> **Requirement**: How many lines in this material include the string "median"? Answer with the number and nothing further.

> **Listed records**:
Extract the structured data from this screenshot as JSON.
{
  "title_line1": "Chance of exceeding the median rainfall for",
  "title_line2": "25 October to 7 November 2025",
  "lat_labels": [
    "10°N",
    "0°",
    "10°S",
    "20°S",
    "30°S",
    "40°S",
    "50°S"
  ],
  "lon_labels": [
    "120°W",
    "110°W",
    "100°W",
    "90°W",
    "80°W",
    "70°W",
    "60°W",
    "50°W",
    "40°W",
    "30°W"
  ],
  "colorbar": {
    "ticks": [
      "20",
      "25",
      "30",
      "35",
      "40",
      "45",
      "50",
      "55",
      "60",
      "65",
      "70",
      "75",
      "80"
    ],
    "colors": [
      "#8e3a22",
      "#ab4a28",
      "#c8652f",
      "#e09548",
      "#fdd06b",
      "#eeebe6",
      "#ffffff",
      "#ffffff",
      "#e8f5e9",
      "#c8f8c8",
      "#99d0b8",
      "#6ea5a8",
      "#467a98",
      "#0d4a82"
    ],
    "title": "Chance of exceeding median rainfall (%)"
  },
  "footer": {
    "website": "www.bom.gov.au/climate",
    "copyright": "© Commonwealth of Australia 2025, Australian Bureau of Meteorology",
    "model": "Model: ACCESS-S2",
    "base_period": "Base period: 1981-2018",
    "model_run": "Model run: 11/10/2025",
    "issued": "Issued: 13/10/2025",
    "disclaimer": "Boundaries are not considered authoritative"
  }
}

> **Task result**: 2